## The exercise:
Filter these entries, keeping only lines that hold the word "center".

## Input data:
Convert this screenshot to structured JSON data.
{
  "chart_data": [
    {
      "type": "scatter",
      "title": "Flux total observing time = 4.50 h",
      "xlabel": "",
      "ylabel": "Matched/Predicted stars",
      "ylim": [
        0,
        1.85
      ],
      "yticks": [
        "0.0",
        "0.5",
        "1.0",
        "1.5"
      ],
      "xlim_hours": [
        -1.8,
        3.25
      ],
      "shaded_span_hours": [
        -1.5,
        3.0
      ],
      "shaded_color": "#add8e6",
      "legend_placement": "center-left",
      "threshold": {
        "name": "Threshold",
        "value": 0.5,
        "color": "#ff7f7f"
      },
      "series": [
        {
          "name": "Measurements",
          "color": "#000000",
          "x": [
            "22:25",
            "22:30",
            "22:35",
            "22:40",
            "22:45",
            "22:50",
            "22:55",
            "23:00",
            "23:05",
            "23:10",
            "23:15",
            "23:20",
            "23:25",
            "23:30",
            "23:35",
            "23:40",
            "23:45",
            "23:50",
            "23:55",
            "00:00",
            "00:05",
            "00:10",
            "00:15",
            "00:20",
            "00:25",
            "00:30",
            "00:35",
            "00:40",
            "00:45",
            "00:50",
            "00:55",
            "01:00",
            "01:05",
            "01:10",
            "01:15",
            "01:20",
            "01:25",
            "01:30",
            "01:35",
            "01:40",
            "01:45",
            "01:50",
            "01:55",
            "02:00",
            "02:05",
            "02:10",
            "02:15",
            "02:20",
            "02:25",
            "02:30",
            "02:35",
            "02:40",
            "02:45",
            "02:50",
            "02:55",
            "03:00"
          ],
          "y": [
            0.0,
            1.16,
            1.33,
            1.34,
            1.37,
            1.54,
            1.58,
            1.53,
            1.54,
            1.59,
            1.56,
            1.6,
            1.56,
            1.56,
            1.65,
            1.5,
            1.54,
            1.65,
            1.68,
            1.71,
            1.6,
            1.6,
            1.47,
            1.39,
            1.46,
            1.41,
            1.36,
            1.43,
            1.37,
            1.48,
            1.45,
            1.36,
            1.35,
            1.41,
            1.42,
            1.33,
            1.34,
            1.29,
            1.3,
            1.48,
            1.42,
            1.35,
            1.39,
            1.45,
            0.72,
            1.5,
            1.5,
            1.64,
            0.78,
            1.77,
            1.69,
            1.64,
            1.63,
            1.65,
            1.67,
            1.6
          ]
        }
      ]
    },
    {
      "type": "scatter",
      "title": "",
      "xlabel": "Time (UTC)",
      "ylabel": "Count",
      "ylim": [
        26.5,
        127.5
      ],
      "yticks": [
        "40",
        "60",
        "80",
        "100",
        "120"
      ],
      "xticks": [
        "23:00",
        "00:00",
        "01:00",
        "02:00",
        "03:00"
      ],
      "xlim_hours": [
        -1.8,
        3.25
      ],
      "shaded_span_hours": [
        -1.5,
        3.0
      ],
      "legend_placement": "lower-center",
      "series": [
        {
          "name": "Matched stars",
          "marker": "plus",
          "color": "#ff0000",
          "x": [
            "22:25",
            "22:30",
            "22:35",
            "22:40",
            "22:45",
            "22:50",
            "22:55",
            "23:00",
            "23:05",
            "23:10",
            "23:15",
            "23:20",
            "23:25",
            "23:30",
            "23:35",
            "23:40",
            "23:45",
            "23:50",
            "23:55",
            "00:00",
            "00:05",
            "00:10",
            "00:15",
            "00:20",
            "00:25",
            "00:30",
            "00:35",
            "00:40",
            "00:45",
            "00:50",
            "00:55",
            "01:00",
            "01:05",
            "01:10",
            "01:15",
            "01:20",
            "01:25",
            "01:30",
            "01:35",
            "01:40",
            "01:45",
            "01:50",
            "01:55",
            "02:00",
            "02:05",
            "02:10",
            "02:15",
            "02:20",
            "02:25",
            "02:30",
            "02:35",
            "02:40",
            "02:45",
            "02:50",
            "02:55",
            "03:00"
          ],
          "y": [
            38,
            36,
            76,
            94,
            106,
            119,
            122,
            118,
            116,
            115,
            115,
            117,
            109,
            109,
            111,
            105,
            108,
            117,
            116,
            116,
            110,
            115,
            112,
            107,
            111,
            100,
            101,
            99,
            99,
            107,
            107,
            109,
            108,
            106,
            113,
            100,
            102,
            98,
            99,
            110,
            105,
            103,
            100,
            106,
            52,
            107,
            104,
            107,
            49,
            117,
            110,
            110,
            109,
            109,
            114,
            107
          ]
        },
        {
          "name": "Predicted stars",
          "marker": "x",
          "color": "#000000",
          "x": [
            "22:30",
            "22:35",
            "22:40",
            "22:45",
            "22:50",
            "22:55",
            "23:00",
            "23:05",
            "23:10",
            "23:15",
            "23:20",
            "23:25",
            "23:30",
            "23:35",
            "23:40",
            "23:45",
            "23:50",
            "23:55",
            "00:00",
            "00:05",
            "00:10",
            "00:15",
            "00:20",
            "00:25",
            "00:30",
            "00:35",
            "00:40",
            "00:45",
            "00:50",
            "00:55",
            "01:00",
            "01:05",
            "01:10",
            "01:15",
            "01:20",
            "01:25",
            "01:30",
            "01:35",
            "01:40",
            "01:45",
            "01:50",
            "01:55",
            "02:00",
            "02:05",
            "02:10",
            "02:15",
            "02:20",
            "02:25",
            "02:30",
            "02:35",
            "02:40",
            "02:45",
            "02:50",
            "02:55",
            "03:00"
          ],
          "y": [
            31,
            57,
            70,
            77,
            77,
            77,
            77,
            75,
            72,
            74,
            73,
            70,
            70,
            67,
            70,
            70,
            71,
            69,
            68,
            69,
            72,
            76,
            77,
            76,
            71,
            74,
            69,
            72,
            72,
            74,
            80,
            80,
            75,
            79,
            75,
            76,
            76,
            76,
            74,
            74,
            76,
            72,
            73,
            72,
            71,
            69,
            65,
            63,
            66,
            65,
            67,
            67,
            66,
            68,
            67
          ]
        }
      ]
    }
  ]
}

## Task response:
      "legend_placement": "center-left",
      "legend_placement": "lower-center",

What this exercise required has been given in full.